start

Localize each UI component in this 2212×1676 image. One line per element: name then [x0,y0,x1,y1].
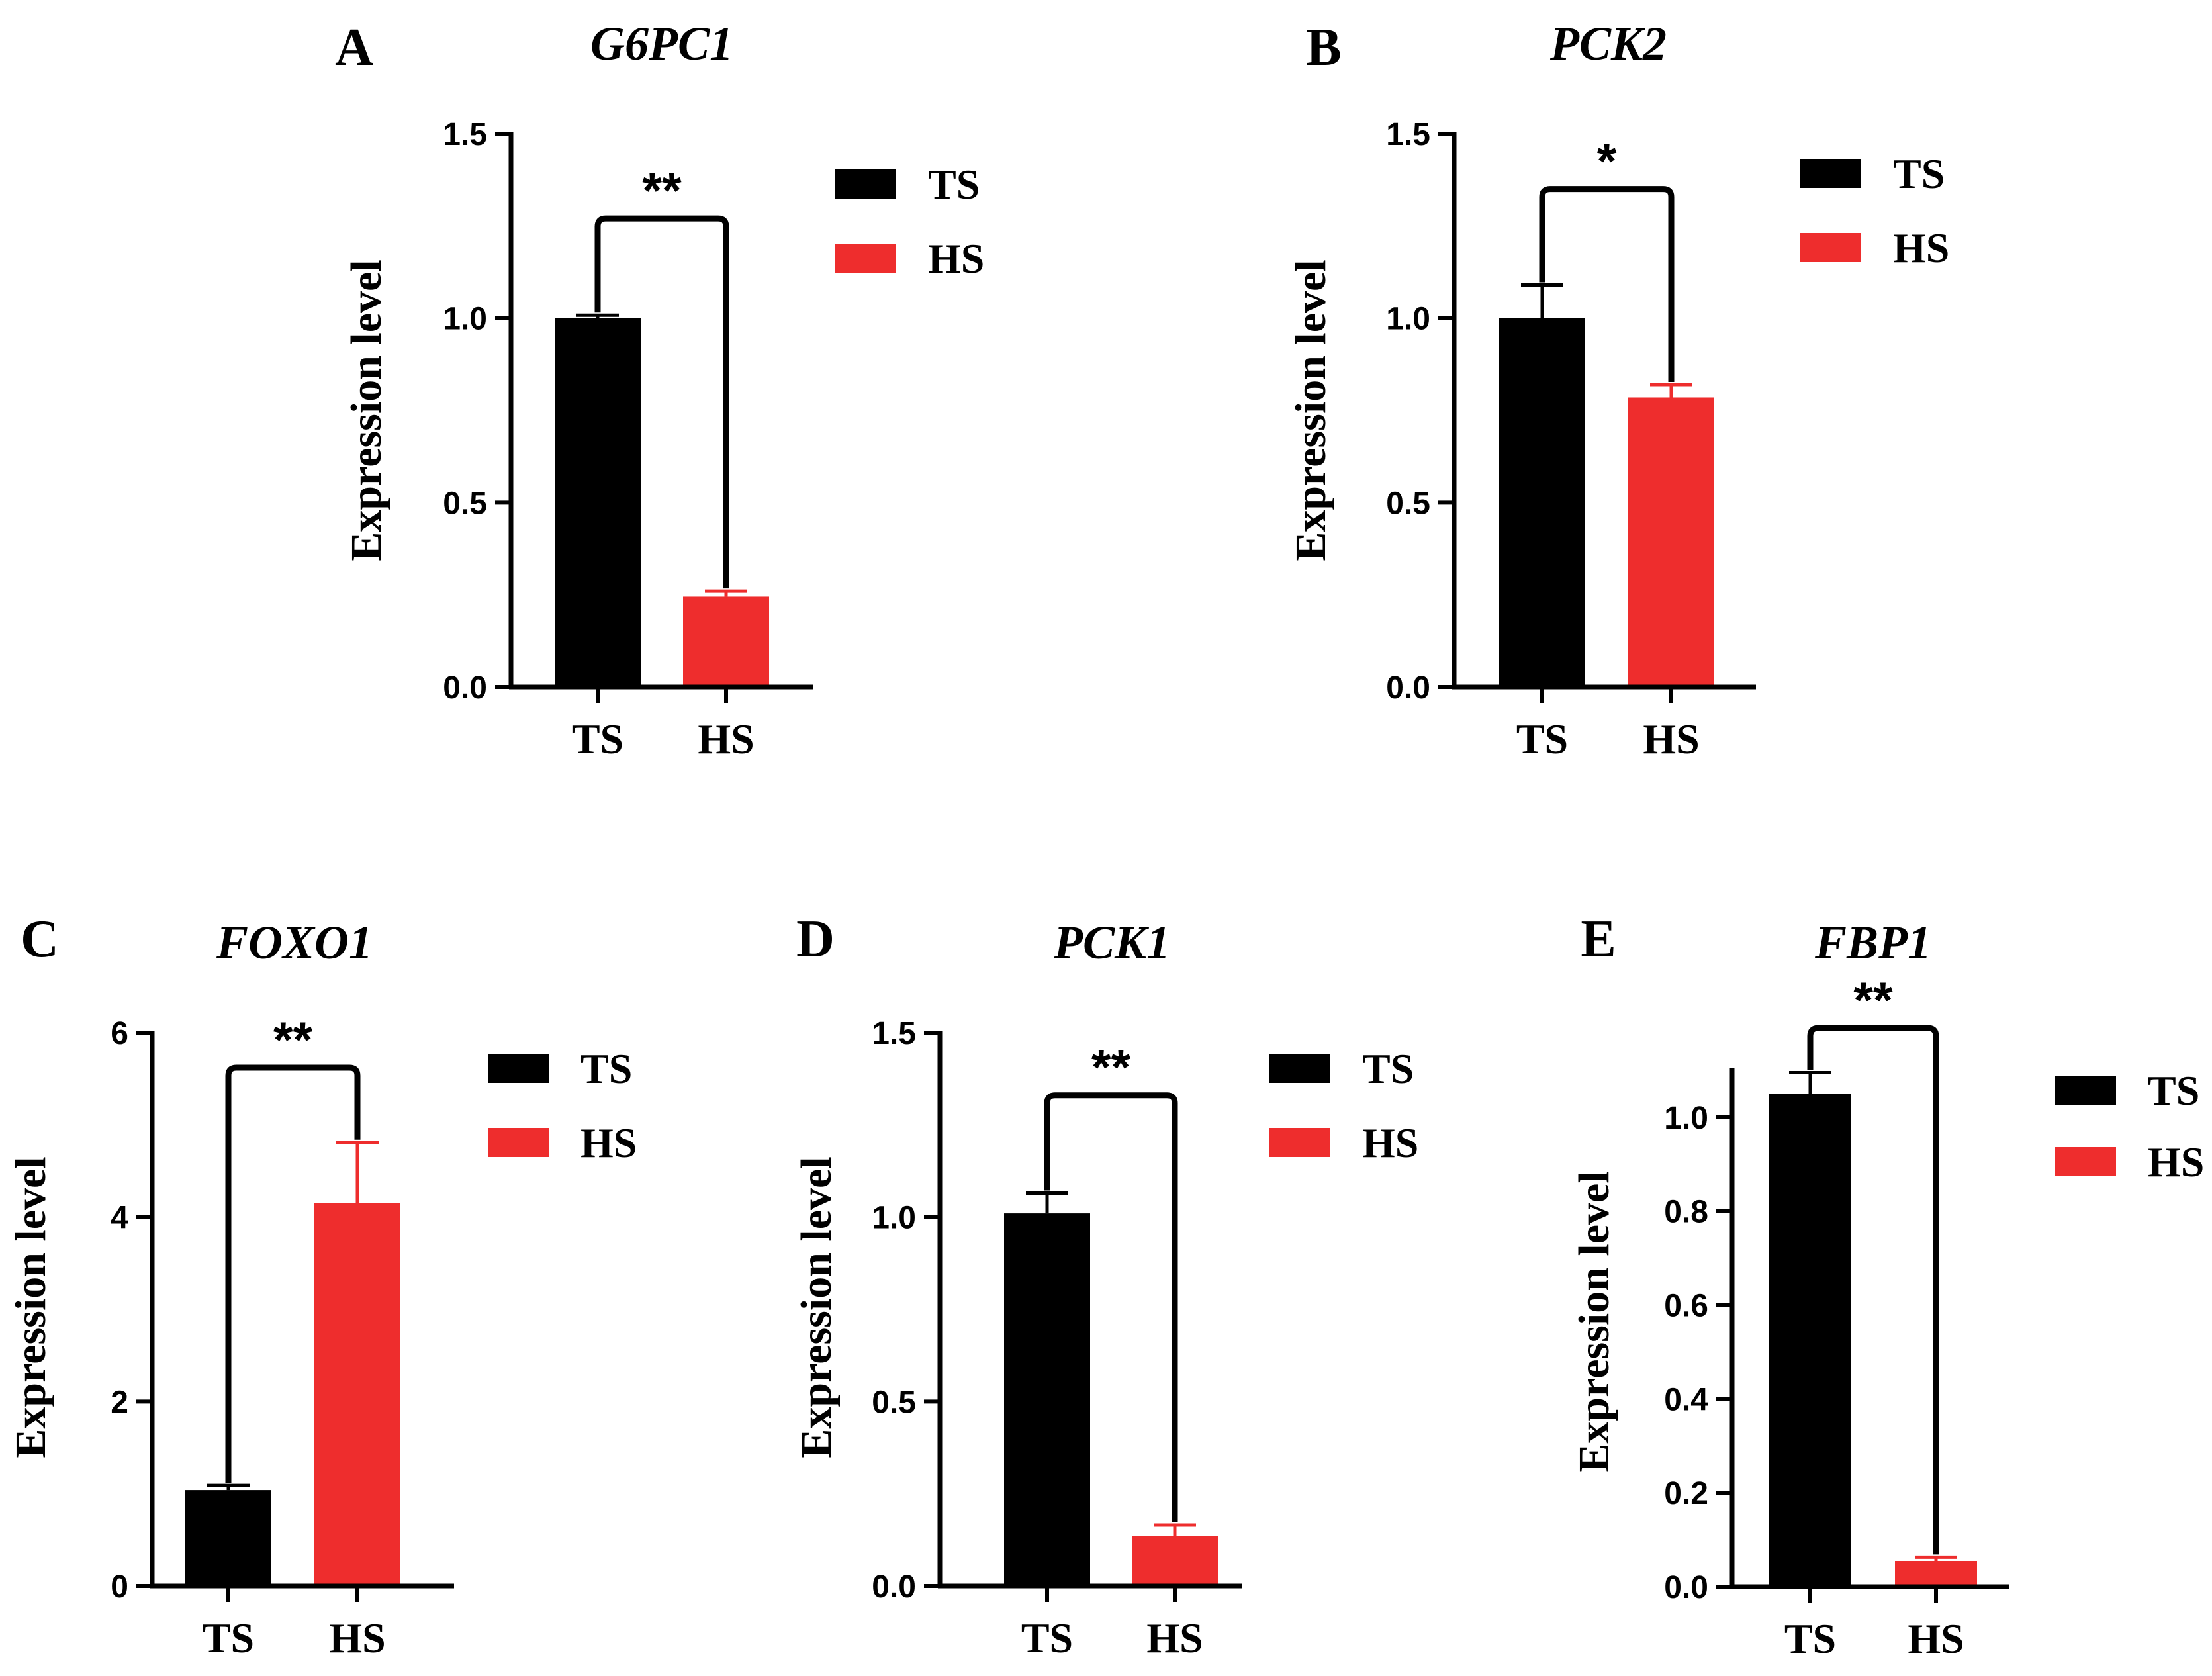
y-tick-label: 0.6 [1664,1289,1708,1324]
y-axis-title: Expression level [792,1156,841,1458]
y-tick-label: 0.5 [872,1385,916,1420]
x-tick-label: TS [1021,1614,1073,1661]
chart-title: FBP1 [1814,916,1931,969]
legend-swatch-hs [1269,1128,1330,1157]
bar-hs [1895,1561,1977,1587]
bar-ts [1499,318,1585,688]
bar-ts [1769,1094,1851,1587]
significance-bracket [1044,1092,1178,1523]
legend-label-hs: HS [1893,224,1949,271]
significance-label: ** [1853,972,1893,1029]
bar-hs [683,596,769,687]
significance-bracket [1807,1025,1939,1555]
legend-swatch-ts [1269,1054,1330,1083]
y-tick-label: 1.0 [1664,1101,1708,1136]
legend-label-ts: TS [580,1045,632,1092]
y-tick-label: 0.4 [1664,1382,1708,1417]
y-tick-label: 0.0 [872,1569,916,1605]
legend-label-hs: HS [928,235,984,282]
chart-title: PCK1 [1053,916,1170,969]
y-tick-label: 1.0 [443,302,487,337]
x-tick-label: HS [1146,1614,1203,1661]
significance-label: ** [1091,1040,1131,1096]
legend-swatch-ts [835,169,896,199]
panel-e: E FBP1 Expression level 0.0 0.2 0.4 0.6 0.8 1.0 T… [1570,910,2204,1662]
x-tick-label: HS [1643,716,1699,763]
panel-letter: D [796,910,835,968]
y-tick-label: 0.0 [1664,1570,1708,1605]
bar-hs [314,1203,400,1586]
significance-bracket [225,1064,361,1483]
significance-bracket [594,215,729,589]
panel-letter: B [1306,19,1341,77]
panel-letter: A [335,19,373,77]
panel-letter: E [1581,910,1616,968]
panel-letter: C [21,910,59,968]
y-tick-label: 1.5 [443,117,487,152]
panel-d: D PCK1 Expression level 0.0 0.5 1.0 1.5 TS HS ** T… [792,910,1418,1661]
significance-label: * [1597,134,1617,190]
y-tick-label: 1.0 [872,1201,916,1236]
bar-ts [555,318,641,688]
y-axis-title: Expression level [1287,259,1335,561]
legend-swatch-hs [835,244,896,273]
legend-swatch-ts [2055,1076,2116,1105]
y-tick-label: 4 [111,1201,128,1236]
legend-swatch-hs [488,1128,549,1157]
x-tick-label: HS [329,1614,385,1661]
y-tick-label: 0.0 [443,671,487,706]
legend-label-hs: HS [580,1119,637,1166]
panel-b: B PCK2 Expression level 0.0 0.5 1.0 1.5 TS HS * TS… [1287,17,1949,763]
y-tick-label: 2 [111,1385,128,1420]
y-tick-label: 0.8 [1664,1195,1708,1230]
x-tick-label: TS [1784,1615,1836,1662]
x-tick-label: HS [698,716,754,763]
y-tick-label: 6 [111,1016,128,1051]
x-tick-label: TS [1516,716,1568,763]
y-tick-label: 0 [111,1569,128,1605]
legend-swatch-hs [2055,1147,2116,1176]
legend-label-ts: TS [928,161,980,208]
y-axis-title: Expression level [1570,1171,1618,1472]
chart-title: G6PC1 [590,17,733,70]
significance-bracket [1539,186,1675,382]
panel-c: C FOXO1 Expression level 0 2 4 6 TS HS ** TS HS [7,910,637,1661]
bar-ts [1004,1213,1090,1586]
legend-label-hs: HS [2148,1139,2204,1186]
y-tick-label: 1.5 [1386,117,1430,152]
bar-hs [1628,397,1714,687]
legend-swatch-ts [1800,159,1861,188]
y-axis-title: Expression level [7,1156,55,1458]
legend-swatch-ts [488,1054,549,1083]
y-tick-label: 0.5 [1386,486,1430,521]
legend-label-ts: TS [1362,1045,1414,1092]
bar-hs [1132,1536,1218,1586]
legend-label-ts: TS [1893,150,1945,197]
x-tick-label: TS [572,716,623,763]
significance-label: ** [642,163,682,219]
bar-ts [185,1490,271,1586]
y-tick-label: 0.5 [443,486,487,521]
panel-a: A G6PC1 Expression level 0.0 0.5 1.0 1.5 TS HS **… [335,17,984,763]
chart-title: FOXO1 [216,916,373,969]
legend-label-hs: HS [1362,1119,1418,1166]
legend-swatch-hs [1800,233,1861,262]
y-tick-label: 1.0 [1386,302,1430,337]
y-tick-label: 0.2 [1664,1476,1708,1511]
chart-title: PCK2 [1549,17,1667,70]
x-tick-label: TS [203,1614,254,1661]
significance-label: ** [273,1012,313,1068]
y-axis-title: Expression level [342,259,391,561]
x-tick-label: HS [1908,1615,1964,1662]
y-tick-label: 0.0 [1386,671,1430,706]
legend-label-ts: TS [2148,1067,2199,1114]
y-tick-label: 1.5 [872,1016,916,1051]
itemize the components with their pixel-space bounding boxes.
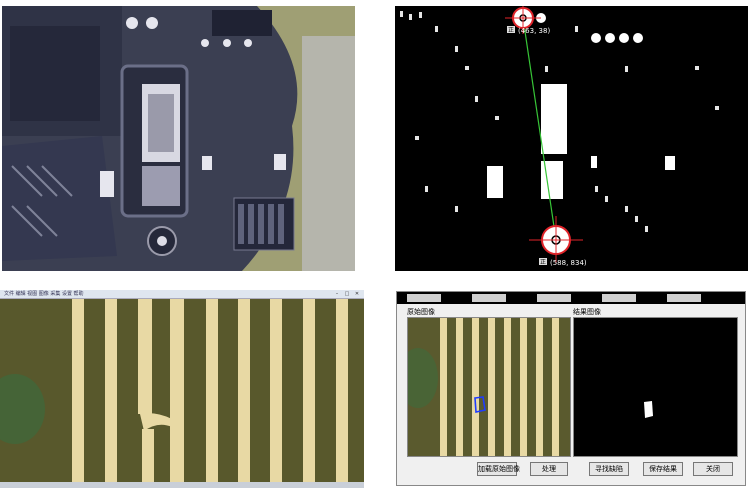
original-image (398, 318, 570, 456)
measure-marker-top[interactable] (505, 6, 541, 34)
trace-image (0, 299, 364, 482)
threshold-panel: 正 (463, 38) 正 (588, 834) (395, 6, 748, 271)
viewer-statusbar (0, 482, 364, 488)
viewer-titlebar: 文件 编辑 视图 图像 采集 设置 帮助 – □ ✕ (0, 290, 364, 299)
result-image-frame (573, 317, 738, 457)
close-button[interactable]: 关闭 (693, 462, 733, 476)
find-defect-button[interactable]: 寻找缺陷 (589, 462, 629, 476)
result-image (574, 318, 737, 456)
measure-marker-bottom[interactable] (529, 216, 583, 264)
marker-bottom-coords: (588, 834) (550, 259, 587, 267)
marker-top-coords: (463, 38) (518, 27, 550, 35)
maximize-icon[interactable]: □ (344, 291, 350, 297)
pcb-photo (2, 6, 355, 271)
marker-bottom-badge: 正 (540, 259, 546, 266)
load-image-button[interactable]: 加载原始图像 (477, 462, 520, 476)
pcb-photo-panel (2, 6, 355, 271)
defect-tool-dialog: 原始图像 结果图像 加载原始图像 处理 寻找缺陷 保存结果 关闭 (396, 291, 746, 486)
save-result-button[interactable]: 保存结果 (643, 462, 683, 476)
result-group-label: 结果图像 (573, 308, 601, 316)
defect-blob (644, 401, 653, 418)
defect-marker (474, 396, 486, 413)
process-button[interactable]: 处理 (530, 462, 568, 476)
original-image-frame (398, 317, 571, 457)
original-group-label: 原始图像 (407, 308, 435, 316)
close-icon[interactable]: ✕ (354, 291, 360, 297)
marker-top-badge: 正 (508, 27, 514, 34)
viewer-window: 文件 编辑 视图 图像 采集 设置 帮助 – □ ✕ (0, 290, 364, 488)
threshold-image: 正 (463, 38) 正 (588, 834) (395, 6, 748, 271)
viewer-menu-text: 文件 编辑 视图 图像 采集 设置 帮助 (4, 291, 84, 297)
minimize-icon[interactable]: – (335, 291, 339, 297)
dialog-header-strip (397, 292, 745, 304)
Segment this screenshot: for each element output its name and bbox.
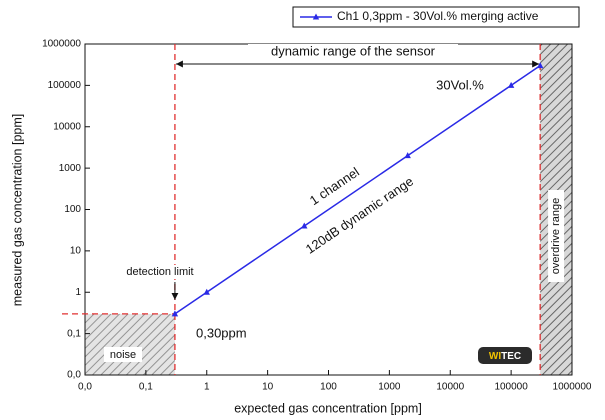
- logo-part: TEC: [501, 351, 521, 362]
- x-tick-label: 10000: [436, 382, 464, 393]
- range-label: dynamic range of the sensor: [271, 43, 436, 58]
- series-marker: [203, 288, 210, 295]
- x-tick-label: 1000000: [553, 382, 592, 393]
- noise-label: noise: [110, 349, 136, 361]
- x-tick-label: 100: [320, 382, 337, 393]
- y-axis-title: measured gas concentration [ppm]: [10, 114, 24, 306]
- x-tick-label: 10: [262, 382, 274, 393]
- x-tick-label: 0,0: [78, 382, 92, 393]
- series-marker: [507, 81, 515, 88]
- lower-label: 0,30ppm: [196, 325, 247, 340]
- logo-text: WITEC: [489, 351, 521, 362]
- legend-label: Ch1 0,3ppm - 30Vol.% merging active: [337, 9, 539, 23]
- series-marker: [404, 152, 411, 159]
- series-line: [174, 65, 541, 315]
- noise-region: [85, 313, 175, 375]
- y-tick-label: 100: [64, 204, 81, 215]
- logo-box: [478, 347, 532, 364]
- y-tick-label: 1: [75, 287, 81, 298]
- y-tick-label: 0,0: [67, 370, 81, 381]
- y-tick-label: 10: [70, 246, 82, 257]
- y-tick-label: 1000: [59, 163, 82, 174]
- detection-bg: [117, 265, 203, 279]
- overdrive-bg: [548, 190, 565, 282]
- x-axis-title: expected gas concentration [ppm]: [234, 401, 422, 415]
- range-label-bg: [248, 44, 458, 60]
- channel-label: 1 channel: [307, 164, 362, 208]
- y-tick-label: 10000: [53, 121, 81, 132]
- detection-label: detection limit: [126, 266, 193, 278]
- x-tick-label: 0,1: [139, 382, 153, 393]
- overdrive-label: overdrive range: [550, 198, 562, 274]
- x-tick-label: 1000: [378, 382, 401, 393]
- noise-bg: [104, 347, 142, 362]
- y-tick-label: 0,1: [67, 328, 81, 339]
- y-tick-label: 1000000: [42, 39, 81, 50]
- y-tick-label: 100000: [48, 80, 82, 91]
- legend-box: [292, 6, 580, 28]
- x-tick-label: 100000: [494, 382, 528, 393]
- upper-label: 30Vol.%: [436, 77, 484, 92]
- logo-part: WI: [489, 351, 501, 362]
- x-tick-label: 1: [204, 382, 210, 393]
- legend-marker: [312, 13, 320, 20]
- series-marker: [301, 222, 308, 229]
- series-marker: [171, 310, 179, 317]
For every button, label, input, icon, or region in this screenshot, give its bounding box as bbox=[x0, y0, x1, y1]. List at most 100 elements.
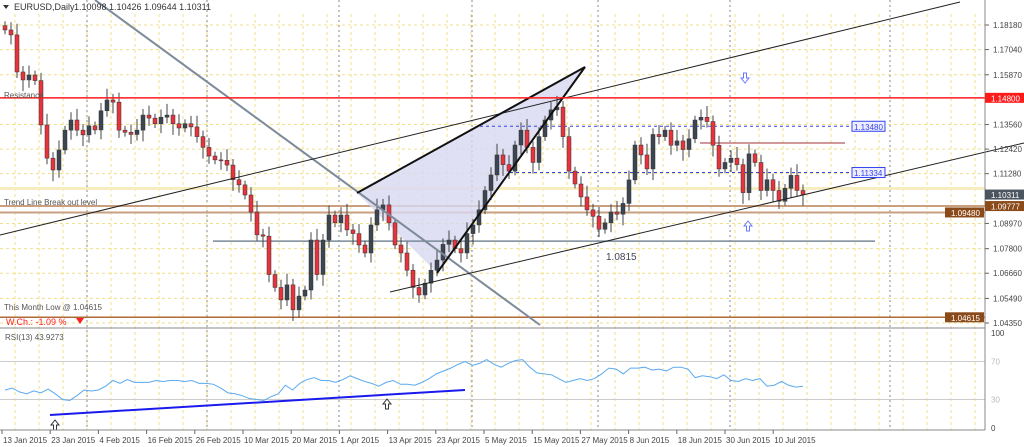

end

▶ _WHAT IS EXPECTED_:
Echo the rows exactly, starting with the line containing "- logo-part: TEC: [501, 351, 521, 362]" and continuing through the line containing "- x-tick-label: 10: [262, 382, 274, 393]".

▶ _ANSWER TO THIS EXERCISE_:
- logo-part: TEC: [501, 351, 521, 362]
- x-tick-label: 10000: [436, 382, 464, 393]
- range-label: dynamic range of the sensor: [271, 43, 436, 58]
- series-marker: [203, 288, 210, 295]
- x-tick-label: 1000000: [553, 382, 592, 393]
- noise-label: noise: [110, 349, 136, 361]
- x-tick-label: 100: [320, 382, 337, 393]
- y-axis-title: measured gas concentration [ppm]: [10, 114, 24, 306]
- x-tick-label: 10: [262, 382, 274, 393]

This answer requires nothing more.